Direction:
Keep the images out and copy every entry below exactly.

Data rows:
________________
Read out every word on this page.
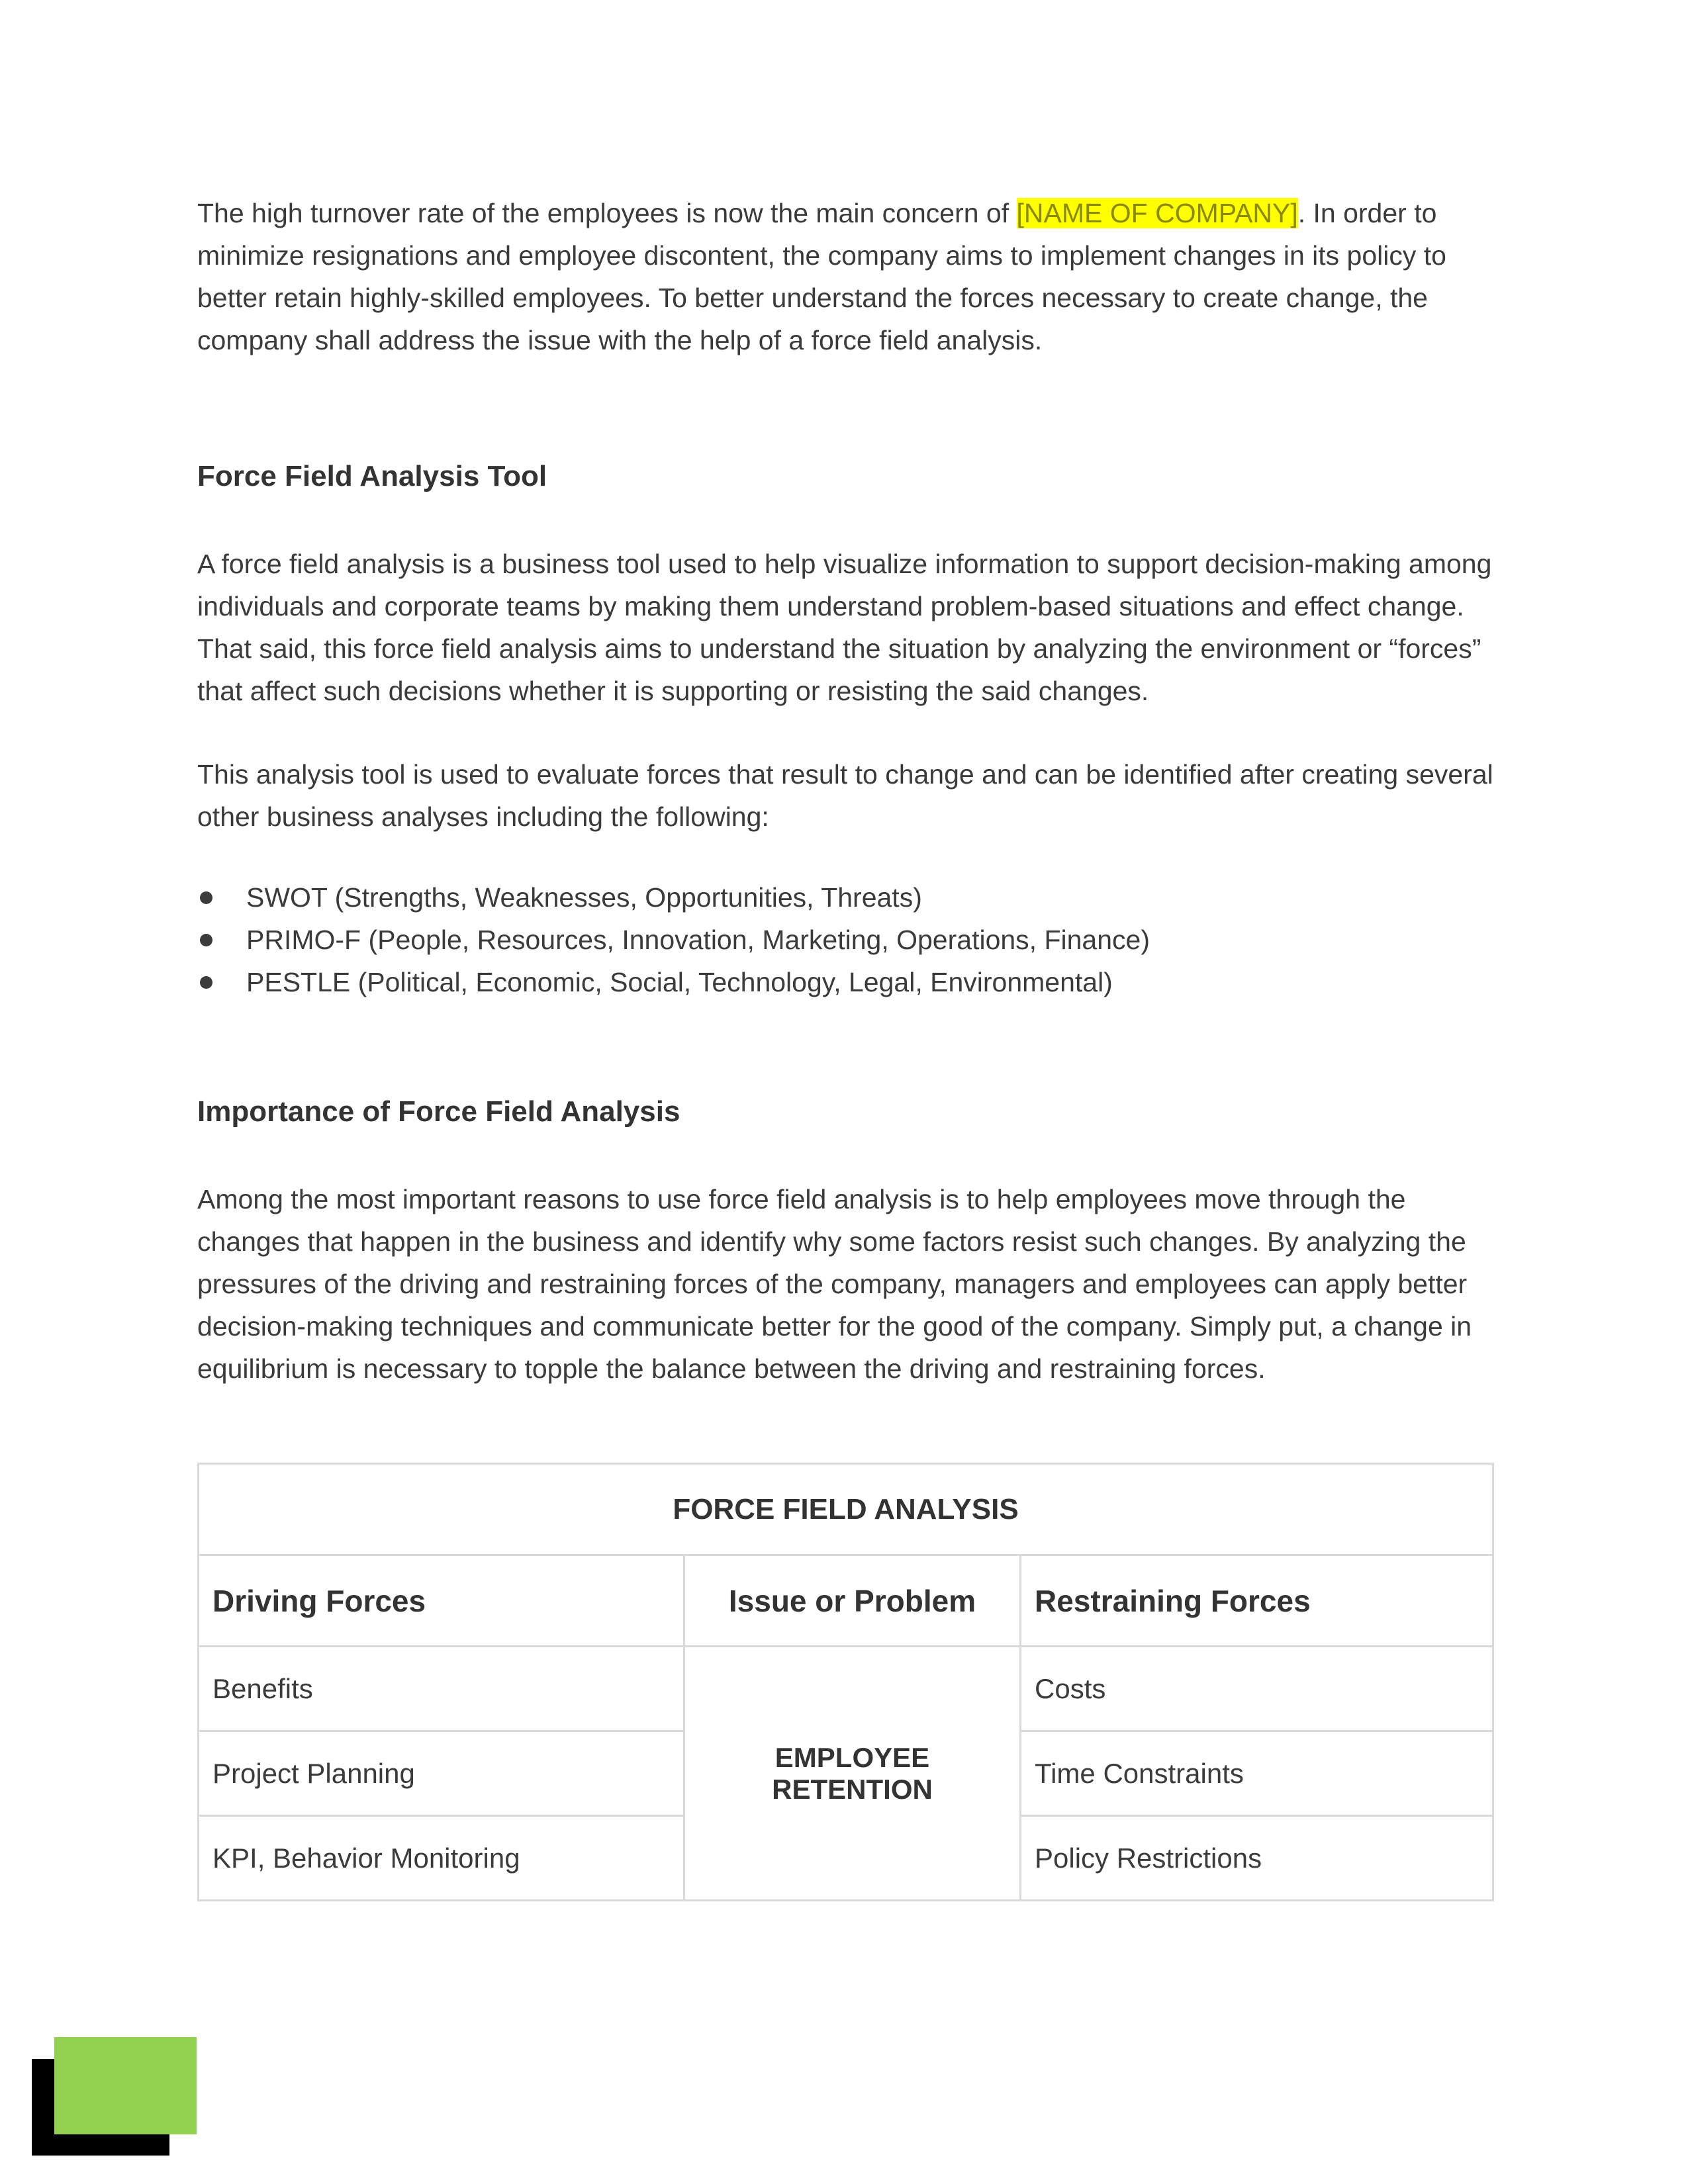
The high turnover rate of the employees is now the main concern of [NAME OF COMPANY]. In order to minimize resignations and employee discontent, the company aims to implement changes in its policy to better retain highly-skilled employees. To better understand the forces necessary to create change, the company shall address the issue with the help of a force field analysis.

Force Field Analysis Tool

A force field analysis is a business tool used to help visualize information to support decision-making among individuals and corporate teams by making them understand problem-based situations and effect change. That said, this force field analysis aims to understand the situation by analyzing the environment or “forces” that affect such decisions whether it is supporting or resisting the said changes.

This analysis tool is used to evaluate forces that result to change and can be identified after creating several other business analyses including the following:

SWOT (Strengths, Weaknesses, Opportunities, Threats)
PRIMO-F (People, Resources, Innovation, Marketing, Operations, Finance)
PESTLE (Political, Economic, Social, Technology, Legal, Environmental)
Importance of Force Field Analysis

Among the most important reasons to use force field analysis is to help employees move through the changes that happen in the business and identify why some factors resist such changes. By analyzing the pressures of the driving and restraining forces of the company, managers and employees can apply better decision-making techniques and communicate better for the good of the company. Simply put, a change in equilibrium is necessary to topple the balance between the driving and restraining forces.

FORCE FIELD ANALYSIS		
Driving Forces	Issue or Problem	Restraining Forces
Benefits	EMPLOYEE RETENTION	Costs
Project Planning		Time Constraints
KPI, Behavior Monitoring		Policy Restrictions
________________
Task result:
Read out every word on this page.
The high turnover rate of the employees is now the main concern of [NAME OF COMPANY]. In order to minimize resignations and employee discontent, the company aims to implement changes in its policy to better retain highly-skilled employees. To better understand the forces necessary to create change, the company shall address the issue with the help of a force field analysis.

Force Field Analysis Tool

A force field analysis is a business tool used to help visualize information to support decision-making among individuals and corporate teams by making them understand problem-based situations and effect change. That said, this force field analysis aims to understand the situation by analyzing the environment or “forces” that affect such decisions whether it is supporting or resisting the said changes.

This analysis tool is used to evaluate forces that result to change and can be identified after creating several other business analyses including the following:

SWOT (Strengths, Weaknesses, Opportunities, Threats)
PRIMO-F (People, Resources, Innovation, Marketing, Operations, Finance)
PESTLE (Political, Economic, Social, Technology, Legal, Environmental)
Importance of Force Field Analysis

Among the most important reasons to use force field analysis is to help employees move through the changes that happen in the business and identify why some factors resist such changes. By analyzing the pressures of the driving and restraining forces of the company, managers and employees can apply better decision-making techniques and communicate better for the good of the company. Simply put, a change in equilibrium is necessary to topple the balance between the driving and restraining forces.

FORCE FIELD ANALYSIS		
Driving Forces	Issue or Problem	Restraining Forces
Benefits	EMPLOYEE RETENTION	Costs
Project Planning		Time Constraints
KPI, Behavior Monitoring		Policy Restrictions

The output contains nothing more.